• [INSTRUCTIONS TO FOLLOW]
Images do not belong in the copy. Retype all the entries below exactly.

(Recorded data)
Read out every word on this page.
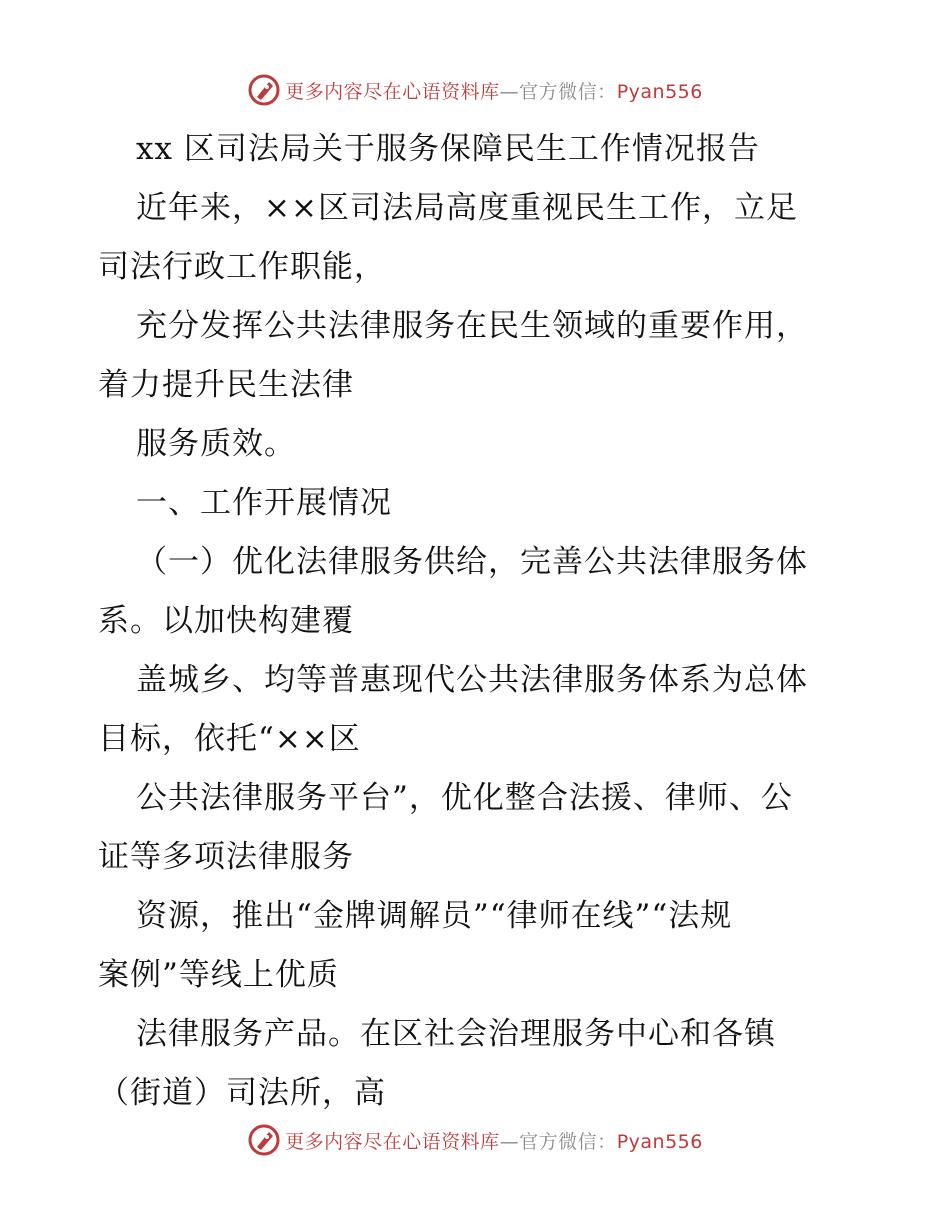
更多内容尽在心语资料库—官方微信：Pyan556
xx 区司法局关于服务保障民生工作情况报告
近年来，××区司法局高度重视民生工作，立足
司法行政工作职能，
充分发挥公共法律服务在民生领域的重要作用，
着力提升民生法律
服务质效。
一、工作开展情况
（一）优化法律服务供给，完善公共法律服务体
系。以加快构建覆
盖城乡、均等普惠现代公共法律服务体系为总体
目标，依托“××区
公共法律服务平台”，优化整合法援、律师、公
证等多项法律服务
资源，推出“金牌调解员”“律师在线”“法规
案例”等线上优质
法律服务产品。在区社会治理服务中心和各镇
（街道）司法所，高
更多内容尽在心语资料库—官方微信：Pyan556
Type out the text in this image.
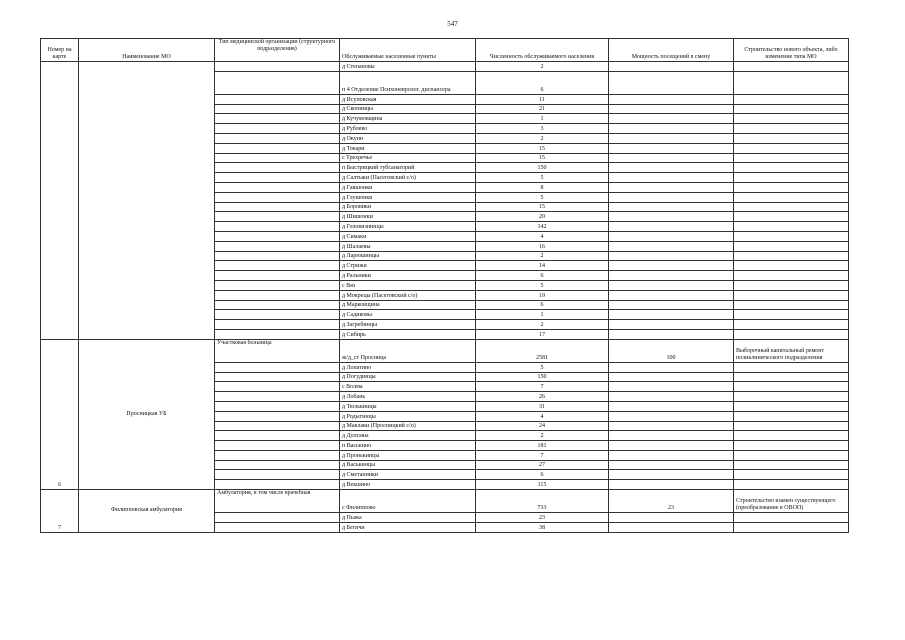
547
Номер на карте	Наименование МО	Тип медицинской организации (структурного подразделения)	Обслуживаемые населенные пункты	Численность обслуживаемого населения	Мощность посещений в смену	Строительство нового объекта, либо изменение типа МО
			д Степановы	2		
			п 4 Отделение Психоневролог. диспансера	6		
			д Исуповская	11		
			д Скопинцы	21		
			д Кучумовщина	1		
			д Рублево	3		
			д Окунн	2		
			д Токари	15		
			с Трехречье	15		
			п Быстрицкий тубсанаторий	150		
			д Салтыки (Пасеговский с/о)	5		
			д Гавшонки	8		
			д Глушонки	5		
			д Боровики	15		
			д Шишонки	20		
			д Головизнинцы	142		
			д Симаки	4		
			д Шалаевы	16		
			д Ларюшинцы	2		
			д Стрижи	14		
			д Ральники	6		
			с Вяз	5		
			д Мокрецы (Пасеговский с/о)	19		
			д Марковщина	6		
			д Садиковы	1		
			д Загребинцы	2		
			д Сибирь	17		
6	Просницкая УБ	Участковая больница	ж/д_ст Просница	2581	100	Выборочный капитальный ремонт поликлинического подразделения
			д Лопатино	5		
			д Погудинцы	150		
			с Волма	7		
			д Лобань	26		
			д Тюлькинцы	31		
			д Родыгинцы	4		
			д Маклаки (Просницкий с/о)	24		
			д Долгаяы	2		
			п Васькино	181		
			д Пронькинцы	7		
			д Васькинцы	27		
			д Сметанники	6		
			д Векшино	115		
7	Филипповская амбулатория	Амбулатория, в том числе врачебная	с Филиппово	733	23	Строительство взамен существующего (преобразование в ОВОП)
			д Пыжа	23		
			д Бегичи	38		
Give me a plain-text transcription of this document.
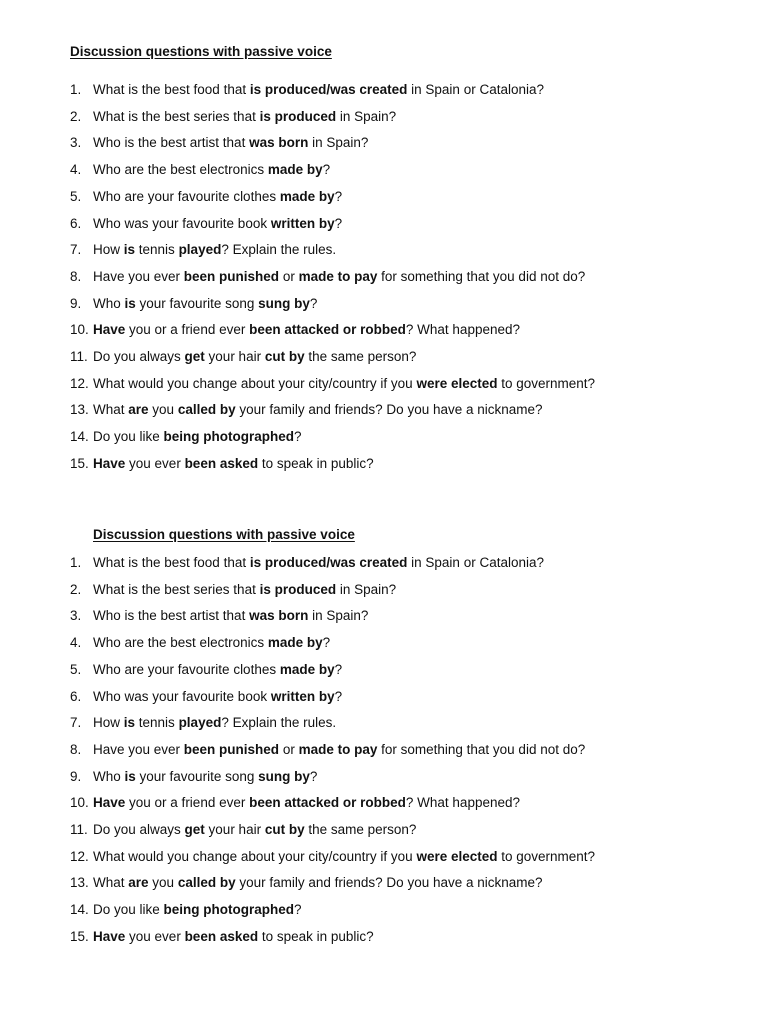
Discussion questions with passive voice
1. What is the best food that is produced/was created in Spain or Catalonia?
2. What is the best series that is produced in Spain?
3. Who is the best artist that was born in Spain?
4. Who are the best electronics made by?
5. Who are your favourite clothes made by?
6. Who was your favourite book written by?
7. How is tennis played? Explain the rules.
8. Have you ever been punished or made to pay for something that you did not do?
9. Who is your favourite song sung by?
10. Have you or a friend ever been attacked or robbed? What happened?
11. Do you always get your hair cut by the same person?
12. What would you change about your city/country if you were elected to government?
13. What are you called by your family and friends? Do you have a nickname?
14. Do you like being photographed?
15. Have you ever been asked to speak in public?
Discussion questions with passive voice
1. What is the best food that is produced/was created in Spain or Catalonia?
2. What is the best series that is produced in Spain?
3. Who is the best artist that was born in Spain?
4. Who are the best electronics made by?
5. Who are your favourite clothes made by?
6. Who was your favourite book written by?
7. How is tennis played? Explain the rules.
8. Have you ever been punished or made to pay for something that you did not do?
9. Who is your favourite song sung by?
10. Have you or a friend ever been attacked or robbed? What happened?
11. Do you always get your hair cut by the same person?
12. What would you change about your city/country if you were elected to government?
13. What are you called by your family and friends? Do you have a nickname?
14. Do you like being photographed?
15. Have you ever been asked to speak in public?
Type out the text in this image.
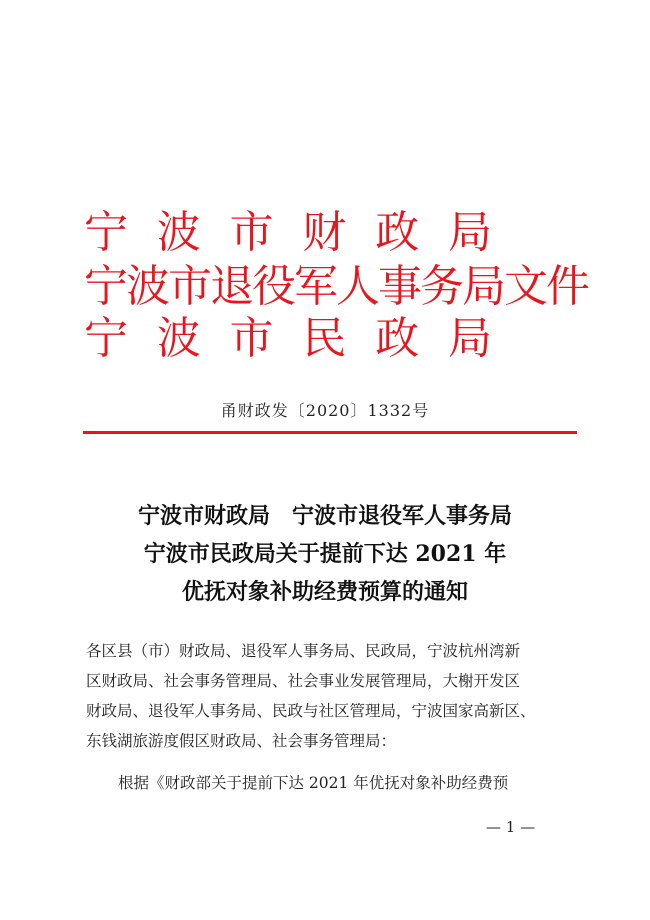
宁 波 市 财 政 局
宁波市退役军人事务局文件
宁 波 市 民 政 局
甬财政发〔2020〕1332号
宁波市财政局　宁波市退役军人事务局
宁波市民政局关于提前下达 2021 年
优抚对象补助经费预算的通知

各区县（市）财政局、退役军人事务局、民政局，宁波杭州湾新
区财政局、社会事务管理局、社会事业发展管理局，大榭开发区
财政局、退役军人事务局、民政与社区管理局，宁波国家高新区、
东钱湖旅游度假区财政局、社会事务管理局：

根据《财政部关于提前下达 2021 年优抚对象补助经费预

— 1 —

• [TASK ANSWER]
Read out every word on this page.
更多内容尽在心语资料库—官方微信：Pyan556
xx 区司法局关于服务保障民生工作情况报告
近年来，××区司法局高度重视民生工作，立足
司法行政工作职能，
充分发挥公共法律服务在民生领域的重要作用，
着力提升民生法律
服务质效。
一、工作开展情况
（一）优化法律服务供给，完善公共法律服务体
系。以加快构建覆
盖城乡、均等普惠现代公共法律服务体系为总体
目标，依托“××区
公共法律服务平台”，优化整合法援、律师、公
证等多项法律服务
资源，推出“金牌调解员”“律师在线”“法规
案例”等线上优质
法律服务产品。在区社会治理服务中心和各镇
（街道）司法所，高
更多内容尽在心语资料库—官方微信：Pyan556
Type out the text in this image.
547
Номер на карте	Наименование МО	Тип медицинской организации (структурного подразделения)	Обслуживаемые населенные пункты	Численность обслуживаемого населения	Мощность посещений в смену	Строительство нового объекта, либо изменение типа МО
			д Степановы	2		
			п 4 Отделение Психоневролог. диспансера	6		
			д Исуповская	11		
			д Скопинцы	21		
			д Кучумовщина	1		
			д Рублево	3		
			д Окунн	2		
			д Токари	15		
			с Трехречье	15		
			п Быстрицкий тубсанаторий	150		
			д Салтыки (Пасеговский с/о)	5		
			д Гавшонки	8		
			д Глушонки	5		
			д Боровики	15		
			д Шишонки	20		
			д Головизнинцы	142		
			д Симаки	4		
			д Шалаевы	16		
			д Ларюшинцы	2		
			д Стрижи	14		
			д Ральники	6		
			с Вяз	5		
			д Мокрецы (Пасеговский с/о)	19		
			д Марковщина	6		
			д Садиковы	1		
			д Загребинцы	2		
			д Сибирь	17		
6	Просницкая УБ	Участковая больница	ж/д_ст Просница	2581	100	Выборочный капитальный ремонт поликлинического подразделения
			д Лопатино	5		
			д Погудинцы	150		
			с Волма	7		
			д Лобань	26		
			д Тюлькинцы	31		
			д Родыгинцы	4		
			д Маклаки (Просницкий с/о)	24		
			д Долгаяы	2		
			п Васькино	181		
			д Пронькинцы	7		
			д Васькинцы	27		
			д Сметанники	6		
			д Векшино	115		
7	Филипповская амбулатория	Амбулатория, в том числе врачебная	с Филиппово	733	23	Строительство взамен существующего (преобразование в ОВОП)
			д Пыжа	23		
			д Бегичи	38		
Give me a plain-text transcription of this document.
Discussion questions with passive voice
1. What is the best food that is produced/was created in Spain or Catalonia?
2. What is the best series that is produced in Spain?
3. Who is the best artist that was born in Spain?
4. Who are the best electronics made by?
5. Who are your favourite clothes made by?
6. Who was your favourite book written by?
7. How is tennis played? Explain the rules.
8. Have you ever been punished or made to pay for something that you did not do?
9. Who is your favourite song sung by?
10. Have you or a friend ever been attacked or robbed? What happened?
11. Do you always get your hair cut by the same person?
12. What would you change about your city/country if you were elected to government?
13. What are you called by your family and friends? Do you have a nickname?
14. Do you like being photographed?
15. Have you ever been asked to speak in public?
Discussion questions with passive voice
1. What is the best food that is produced/was created in Spain or Catalonia?
2. What is the best series that is produced in Spain?
3. Who is the best artist that was born in Spain?
4. Who are the best electronics made by?
5. Who are your favourite clothes made by?
6. Who was your favourite book written by?
7. How is tennis played? Explain the rules.
8. Have you ever been punished or made to pay for something that you did not do?
9. Who is your favourite song sung by?
10. Have you or a friend ever been attacked or robbed? What happened?
11. Do you always get your hair cut by the same person?
12. What would you change about your city/country if you were elected to government?
13. What are you called by your family and friends? Do you have a nickname?
14. Do you like being photographed?
15. Have you ever been asked to speak in public?
Type out the text in this image.
宁 波 市 财 政 局
宁波市退役军人事务局文件
宁 波 市 民 政 局
甬财政发〔2020〕1332号
宁波市财政局　宁波市退役军人事务局
宁波市民政局关于提前下达 2021 年
优抚对象补助经费预算的通知

各区县（市）财政局、退役军人事务局、民政局，宁波杭州湾新
区财政局、社会事务管理局、社会事业发展管理局，大榭开发区
财政局、退役军人事务局、民政与社区管理局，宁波国家高新区、
东钱湖旅游度假区财政局、社会事务管理局：

根据《财政部关于提前下达 2021 年优抚对象补助经费预

— 1 —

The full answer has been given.